### Supplied passage

AIRiskAware

Este artigo está disponível apenas em inglês no momento.

Agriculture 9 min read 2026

AI Governance in Agriculture: Precision Farming, Autonomous Equipment, and Supply Chain AI

AI in agriculture — precision crop management, autonomous farm machinery, livestock monitoring, supply chain optimisation, and climate adaptation AI — creates a distinctive set of governance challenges at the intersection of agricultural regulation, product safety law, and data sovereignty.

AI Governance in Agriculture: Precision Farming, Autonomous Equipment, and Supply Chain AI

Key Takeaways

  • Autonomous agricultural machinery (tractors, harvesters, drones) embedding AI falls under EU AI Act Annex I product safety law — the Machinery Regulation and aviation rules for drones apply alongside AI governance obligations.

  • AI precision agriculture systems processing farmer location, yield, and soil data are subject to GDPR/Privacy Act data protection obligations — 'farm data' is often personal data when linked to individual farmers.

  • Supply chain traceability AI in food and agriculture must comply with food safety regulation alongside AI governance — in the EU, the Farm to Fork strategy creates specific data governance expectations.

  • In Australia, the National Farmers Federation and AgriFood Technology Council have produced voluntary AI governance guidance. AI used in export certification and biosecurity has specific regulatory dimensions.

  • Agricultural AI creates data sovereignty concerns: farmers and food producers generating data through precision agriculture platforms often lack clarity on who owns that data and how it is used commercially.

"Apenas para fins informativos. Este artigo não constitui aconselhamento jurídico, regulatório, financeiro ou profissional. Consulte um especialista qualificado para orientação específica."

Agriculture as a distinctive AI governance environment

Agriculture is one of the most data-intensive industries — soil sensors, satellite imagery, weather data, market prices, livestock biometrics, and supply chain tracking all generate continuous streams of data that AI systems consume. But the regulatory framework for agricultural AI is built from pieces of law designed for other purposes: product safety law for autonomous machinery, food safety law for supply chain traceability, data protection law for farmer data, and aviation law for agricultural drones. None was designed with AI governance specifically in mind.

######
### Entries supplied

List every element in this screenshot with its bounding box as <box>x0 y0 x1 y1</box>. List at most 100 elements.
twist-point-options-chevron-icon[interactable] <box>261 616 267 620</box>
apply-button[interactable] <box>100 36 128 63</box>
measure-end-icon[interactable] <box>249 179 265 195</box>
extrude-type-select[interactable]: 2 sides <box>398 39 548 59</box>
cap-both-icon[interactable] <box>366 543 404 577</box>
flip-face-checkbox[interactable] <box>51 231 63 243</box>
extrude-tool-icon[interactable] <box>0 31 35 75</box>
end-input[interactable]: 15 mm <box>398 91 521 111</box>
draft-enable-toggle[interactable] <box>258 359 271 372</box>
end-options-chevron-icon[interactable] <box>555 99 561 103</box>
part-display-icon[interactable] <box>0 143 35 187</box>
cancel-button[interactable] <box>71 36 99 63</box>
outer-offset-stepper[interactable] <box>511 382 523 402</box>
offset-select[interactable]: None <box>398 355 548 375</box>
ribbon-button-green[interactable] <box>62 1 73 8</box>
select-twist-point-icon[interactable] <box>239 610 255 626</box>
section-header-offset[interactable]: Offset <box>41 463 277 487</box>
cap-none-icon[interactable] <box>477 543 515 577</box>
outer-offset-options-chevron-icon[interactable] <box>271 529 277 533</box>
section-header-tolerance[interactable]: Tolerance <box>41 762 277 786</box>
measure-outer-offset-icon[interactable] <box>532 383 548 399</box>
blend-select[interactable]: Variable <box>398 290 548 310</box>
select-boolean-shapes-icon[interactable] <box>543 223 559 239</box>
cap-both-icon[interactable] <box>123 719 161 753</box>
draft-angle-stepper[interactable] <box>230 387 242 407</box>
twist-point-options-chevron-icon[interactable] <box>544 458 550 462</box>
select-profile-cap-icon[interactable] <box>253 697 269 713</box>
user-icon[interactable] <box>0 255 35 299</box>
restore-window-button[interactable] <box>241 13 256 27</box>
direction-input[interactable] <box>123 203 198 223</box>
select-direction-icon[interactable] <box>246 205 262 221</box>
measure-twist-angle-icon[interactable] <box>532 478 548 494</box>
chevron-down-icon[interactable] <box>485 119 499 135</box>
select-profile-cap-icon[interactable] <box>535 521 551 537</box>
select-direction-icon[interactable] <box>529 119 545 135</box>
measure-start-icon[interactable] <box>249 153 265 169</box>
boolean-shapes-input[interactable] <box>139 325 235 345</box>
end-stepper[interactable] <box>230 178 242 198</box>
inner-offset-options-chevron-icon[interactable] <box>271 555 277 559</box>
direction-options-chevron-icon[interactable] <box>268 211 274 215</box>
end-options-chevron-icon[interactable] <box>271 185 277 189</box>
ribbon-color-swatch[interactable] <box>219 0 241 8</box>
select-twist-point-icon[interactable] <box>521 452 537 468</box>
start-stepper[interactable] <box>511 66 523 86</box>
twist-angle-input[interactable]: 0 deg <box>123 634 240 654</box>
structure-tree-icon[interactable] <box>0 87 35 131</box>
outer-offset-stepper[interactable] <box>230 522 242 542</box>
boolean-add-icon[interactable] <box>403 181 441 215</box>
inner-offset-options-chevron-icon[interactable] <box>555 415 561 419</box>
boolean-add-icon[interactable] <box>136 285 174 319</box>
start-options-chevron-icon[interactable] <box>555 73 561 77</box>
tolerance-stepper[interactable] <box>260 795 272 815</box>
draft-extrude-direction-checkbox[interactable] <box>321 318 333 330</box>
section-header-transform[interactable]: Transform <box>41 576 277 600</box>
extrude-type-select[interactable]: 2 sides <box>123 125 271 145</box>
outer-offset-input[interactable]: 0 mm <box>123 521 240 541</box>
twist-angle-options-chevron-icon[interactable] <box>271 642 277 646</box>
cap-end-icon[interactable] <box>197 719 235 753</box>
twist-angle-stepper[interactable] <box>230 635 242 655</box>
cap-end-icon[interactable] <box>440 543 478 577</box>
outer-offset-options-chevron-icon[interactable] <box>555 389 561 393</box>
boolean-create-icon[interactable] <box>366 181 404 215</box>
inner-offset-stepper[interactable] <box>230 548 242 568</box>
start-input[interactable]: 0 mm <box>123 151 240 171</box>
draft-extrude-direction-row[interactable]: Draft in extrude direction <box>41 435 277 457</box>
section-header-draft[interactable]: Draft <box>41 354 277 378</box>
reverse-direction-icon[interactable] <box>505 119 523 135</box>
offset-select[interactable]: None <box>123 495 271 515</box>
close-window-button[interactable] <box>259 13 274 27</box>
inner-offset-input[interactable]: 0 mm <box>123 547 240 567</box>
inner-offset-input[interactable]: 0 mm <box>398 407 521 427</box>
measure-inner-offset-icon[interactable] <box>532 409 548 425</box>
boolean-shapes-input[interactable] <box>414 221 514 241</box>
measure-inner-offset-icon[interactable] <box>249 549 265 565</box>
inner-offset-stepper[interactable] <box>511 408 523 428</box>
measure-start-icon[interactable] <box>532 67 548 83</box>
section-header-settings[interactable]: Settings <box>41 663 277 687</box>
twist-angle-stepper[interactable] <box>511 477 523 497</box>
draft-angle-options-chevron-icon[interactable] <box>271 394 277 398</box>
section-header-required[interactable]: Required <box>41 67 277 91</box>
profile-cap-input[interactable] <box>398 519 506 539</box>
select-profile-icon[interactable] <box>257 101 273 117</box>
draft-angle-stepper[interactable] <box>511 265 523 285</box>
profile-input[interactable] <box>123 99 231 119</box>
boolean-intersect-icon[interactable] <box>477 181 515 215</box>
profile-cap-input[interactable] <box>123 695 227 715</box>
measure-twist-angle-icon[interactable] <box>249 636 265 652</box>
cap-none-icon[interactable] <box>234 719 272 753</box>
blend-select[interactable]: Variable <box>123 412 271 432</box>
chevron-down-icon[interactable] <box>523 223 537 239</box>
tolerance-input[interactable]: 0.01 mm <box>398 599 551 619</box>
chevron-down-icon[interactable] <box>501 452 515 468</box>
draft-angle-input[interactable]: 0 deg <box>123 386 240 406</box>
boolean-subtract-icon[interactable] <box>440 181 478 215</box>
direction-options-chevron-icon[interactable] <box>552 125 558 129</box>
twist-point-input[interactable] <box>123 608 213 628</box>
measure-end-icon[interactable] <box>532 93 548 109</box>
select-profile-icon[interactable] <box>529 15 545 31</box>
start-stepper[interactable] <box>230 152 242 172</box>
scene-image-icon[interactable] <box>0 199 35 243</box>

######

» Exercise details
Continue the article on AI governance in agriculture from the point where it stops.

» The answer
Autonomous machinery and the EU AI Act Annex I intersection

Autonomous agricultural equipment — self-driving tractors, autonomous harvesters, robotic dairy operations — embeds AI in physical machinery. Under the EU AI Act, AI in machinery is governed at the intersection of the Act and the Machinery Regulation. The May 2026 Omnibus addressed this tension: AI within the Machinery Regulation is now exempted from direct AI Act application, with AI-specific safety requirements to be introduced through delegated acts under the Machinery Regulation. Manufacturers of AI-enabled agricultural machinery should monitor Commission implementing acts as they develop through 2026-2027.

Agricultural drones embedding AI for crop analysis, spraying, and mapping are subject to EASA aviation regulations in the EU and national civil aviation authority rules in other jurisdictions, on top of any product safety and AI governance obligations. The interaction between aviation certification, product safety law, and AI governance creates a complex multi-regulator compliance environment for agricultural drone manufacturers.

Farm data: who owns it and what are the obligations?

Precision agriculture platforms aggregate individual farmer data — field boundaries, soil samples, yield histories, input applications, livestock health records — often combining it across thousands of farms to train AI models that improve agronomic recommendations. This raises two overlapping governance questions. First, data protection: when farm data is linked to an individual farmer, it is personal data under GDPR and comparable laws — collection, use, and sharing is subject to data protection obligations including purpose limitation and data subject rights. Second, data sovereignty: many farmers have limited visibility into how their data is used commercially by precision agriculture platform providers. Governance programs should address data use transparency as a matter of fairness and trust, not just legal compliance.